What the task requires:
In the listing that follows, how many lines contain the string "fleurs"? Provide only the number.

### Source data ###

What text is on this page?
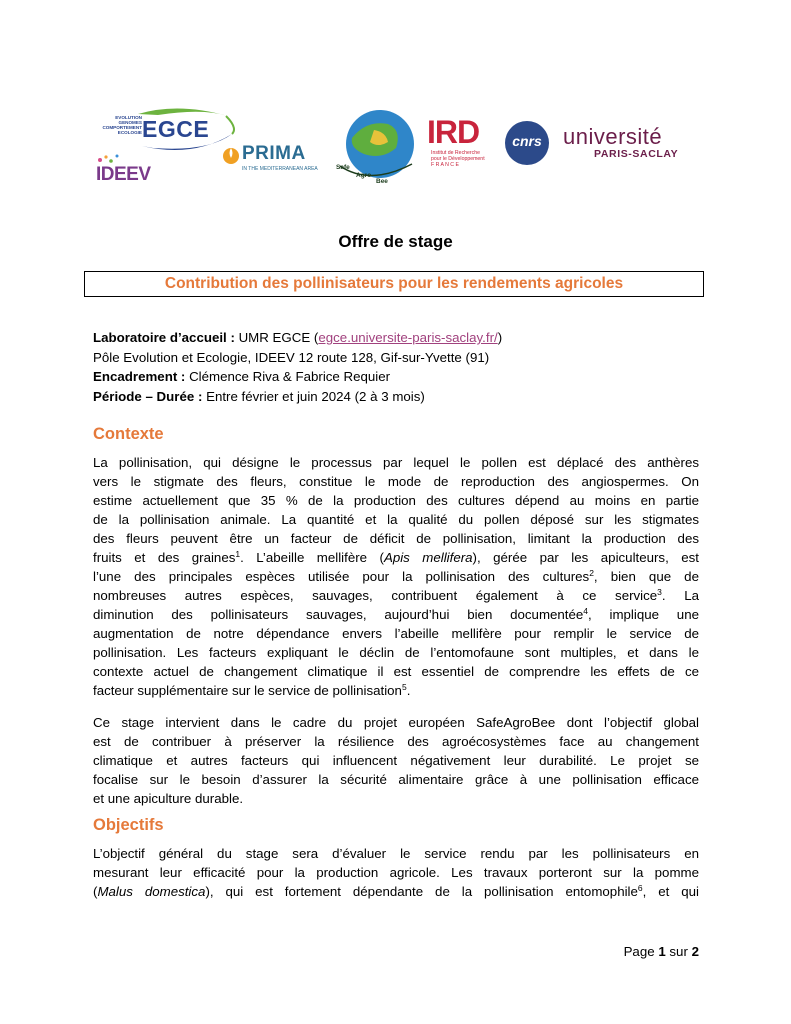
EVOLUTION
GENOMES
COMPORTEMENT
ECOLOGIE EGCE
IDEEV
PRIMA
IN THE MEDITERRANEAN AREA	Safe
Agro
Bee
IRD
Institut de Recherche
pour le Développement
F R A N C E
cnrs université
PARIS-SACLAY
Offre de stage
Contribution des pollinisateurs pour les rendements agricoles
Laboratoire d’accueil : UMR EGCE (egce.universite-paris-saclay.fr/)
Pôle Evolution et Ecologie, IDEEV 12 route 128, Gif-sur-Yvette (91)
Encadrement : Clémence Riva & Fabrice Requier
Période – Durée : Entre février et juin 2024 (2 à 3 mois)
Contexte
La pollinisation, qui désigne le processus par lequel le pollen est déplacé des anthères
vers le stigmate des fleurs, constitue le mode de reproduction des angiospermes. On
estime actuellement que 35 % de la production des cultures dépend au moins en partie
de la pollinisation animale. La quantité et la qualité du pollen déposé sur les stigmates
des fleurs peuvent être un facteur de déficit de pollinisation, limitant la production des
fruits et des graines$^1$. L’abeille mellifère (Apis mellifera), gérée par les apiculteurs, est
l’une des principales espèces utilisée pour la pollinisation des cultures$^2$, bien que de
nombreuses autres espèces, sauvages, contribuent également à ce service$^3$. La
diminution des pollinisateurs sauvages, aujourd’hui bien documentée$^4$, implique une
augmentation de notre dépendance envers l’abeille mellifère pour remplir le service de
pollinisation. Les facteurs expliquant le déclin de l’entomofaune sont multiples, et dans le
contexte actuel de changement climatique il est essentiel de comprendre les effets de ce
facteur supplémentaire sur le service de pollinisation$^5$.
Ce stage intervient dans le cadre du projet européen SafeAgroBee dont l’objectif global
est de contribuer à préserver la résilience des agroécosystèmes face au changement
climatique et autres facteurs qui influencent négativement leur durabilité. Le projet se
focalise sur le besoin d’assurer la sécurité alimentaire grâce à une pollinisation efficace
et une apiculture durable.
Objectifs
L’objectif général du stage sera d’évaluer le service rendu par les pollinisateurs en
mesurant leur efficacité pour la production agricole. Les travaux porteront sur la pomme
(Malus domestica), qui est fortement dépendante de la pollinisation entomophile$^6$, et qui
Page 1 sur 2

###

Task output:
2